## TEXT PASSAGE
This event would not have taken place but for a remarkable coincidence in Brisbane six months before and the impetus of Mrs Lyn O’Connor, a long-term local resident and wife of the late Professor Brian O’Connor of the Oswestry Orthopaedic Hospital.

Oswestry Launch of Shropshire SquireThe event was all the more surprising considering that the guest speakers, the book’s editors Gerard and Gloria, were unable to be present. Undaunted, the OBHAG organisers declared that ‘the show must go on’. Mrs O’Connor, the only person in Shropshire who had met the editors, hosted a get-together two evenings before the launch to ensure that introductions began before the main event.

On the night, Booka Bookshop’s Carrie and Tim Morris arranged the venue beautifully with a superlative display and excellent food. As the guests arrived, many discovered that they had acquaintances and connections in common.

Following a brief welcome by OBHAG chairwoman Irene Milhench, Mrs O’Connor’s Speech outlined the Wood family’s Antipodean connections, and the chance Brisbane meeting between her daughter Tamsin and the editors who lived nearby. Derrick Winter chose the short straw of being Gerard’s stand-in for the evening and read Gerard’s speech that had been e-mailed from Brisbane a week earlier.

More from Oswestry Launch of Shropshire SquireLooming large in the book is the personality of the diarist’s close friend, John F. M. Dovaston, poet, musician and natural historian of West Felton (3 miles from Oswestry). As a result, an enthusiastic contingent of West Felton residents came to the launch, including Pat Mabe, the editor of the West Felton Magazine, and Kirsten Nicholas, Mrs O’Connor’s elder daughter. Perhaps the fresh glimpse of Dovaston which is offered by A Shropshire Squire will engender new interest in this ‘almost-forgotten romantic poet’.  Jessie Hanson, an historian and Oswestry-resident who attended the launch, expressed surprise that more work had not previously been done on Dovaston.

Other attendees included Derek Williams, librarian at the Local History Centre, Oswestry Library, as well as historian and author, John Pryce-Jones, who were able to correlate some events and names from the book with current locations and family connections. Other visitors had a stronger interest in J.C. Wood’s Marche estate (near Westbury) where Gerard’s Wood forebears lived from ca. 1800 to 1891, especially since the Hall and the Manor still stand.

Four extracts from the book were read. Jessie Hanson recited the story about the fumes from the Hanwood bleaching factory. Derrick Winter, being a former chemistry teacher, correctly identified the rogue substance as chlorine. Kirsten Nicholas read the piece about the death of Squire Wood’s faithful dog Tan-Terry which left everyone a little teary. Assuming Dovaston’s voice, in order to read two extracts from his letters, were Gwyneth Winter and Pat Mabe.

## DATA FOR REVIEW

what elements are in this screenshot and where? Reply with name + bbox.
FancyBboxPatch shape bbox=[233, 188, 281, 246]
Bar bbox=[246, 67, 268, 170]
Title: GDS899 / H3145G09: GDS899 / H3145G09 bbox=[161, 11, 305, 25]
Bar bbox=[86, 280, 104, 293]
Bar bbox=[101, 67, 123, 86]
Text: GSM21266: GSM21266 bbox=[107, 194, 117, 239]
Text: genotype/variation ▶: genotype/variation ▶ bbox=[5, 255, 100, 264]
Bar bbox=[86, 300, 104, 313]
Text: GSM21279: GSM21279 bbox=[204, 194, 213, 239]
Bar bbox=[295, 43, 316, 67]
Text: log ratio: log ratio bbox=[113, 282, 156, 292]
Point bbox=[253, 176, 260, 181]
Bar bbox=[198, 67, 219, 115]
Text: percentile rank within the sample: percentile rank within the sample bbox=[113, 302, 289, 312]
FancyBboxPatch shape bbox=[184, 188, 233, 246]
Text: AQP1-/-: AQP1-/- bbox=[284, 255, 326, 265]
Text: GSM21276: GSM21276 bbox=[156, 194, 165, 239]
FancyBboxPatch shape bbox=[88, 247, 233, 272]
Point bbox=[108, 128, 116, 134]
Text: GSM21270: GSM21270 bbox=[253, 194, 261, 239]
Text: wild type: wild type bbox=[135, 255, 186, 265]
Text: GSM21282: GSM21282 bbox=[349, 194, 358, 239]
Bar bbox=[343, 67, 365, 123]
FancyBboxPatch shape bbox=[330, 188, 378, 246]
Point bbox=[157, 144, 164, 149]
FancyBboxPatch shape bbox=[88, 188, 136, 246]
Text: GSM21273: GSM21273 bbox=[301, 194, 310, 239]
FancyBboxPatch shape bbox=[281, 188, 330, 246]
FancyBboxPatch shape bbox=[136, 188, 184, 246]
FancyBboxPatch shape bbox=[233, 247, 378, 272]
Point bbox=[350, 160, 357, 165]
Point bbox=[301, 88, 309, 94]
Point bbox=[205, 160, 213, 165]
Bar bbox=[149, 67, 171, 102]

## WHAT YOU NEED TO DO
Please continue the account of the Oswestry launch of A Shropshire Squire from its last sentence. The lines above aren't needed for this.

## REPLY
Making the journey from Shrewsbury were Laurence le Quesne and his wife Mary, both having previously had Australian sojourns. Laurence kindly penned the book’s Foreword.

SFHS Open Day on 5 June 2010

At the Shropshire Family History Society's Open Day on 5 June 2010, Chris Abram displayed pre-launch copies of "A Shropshire Squire".

On behalf of the editors, a copy of A Shropshire Squire will be presented to Oswestry School by Kirsten Nicholas (a former teacher there), in recognition of John Dovaston’s having been a pupil in the 1790s. In addition, Laurence le Quesne will deliver a copy to the Shrewsbury School where Dovaston finished his schooling (and where the diarist’s son John Wood may have done as well).

The editors are assured that the key players in Shropshire derived a great deal of pleasure from this interesting project. Sincere thanks to them all for their hard work in the weeks leading up to the event and on the evening itself. Needless to say, this comprehensive account would not have been possible except for the first-rate ‘go-betweening’ fulfilled by Tamsin O’Connor of New Farm, Brisbane, along with a report by Derrick Winter and photos from Tam Hazan and Chris Abram.

As for Oswestry’s Booka Bookshop, the consensus is that it is a great asset to the community, and long may it flourish!

Following the February debut of Tom Hurstbourne or A Squatter’s Life, the launch of A Shropshire Squire completes the unique milestone of two books by the same-named John Clavering Wood (grandson and grandfather) being published in the same year.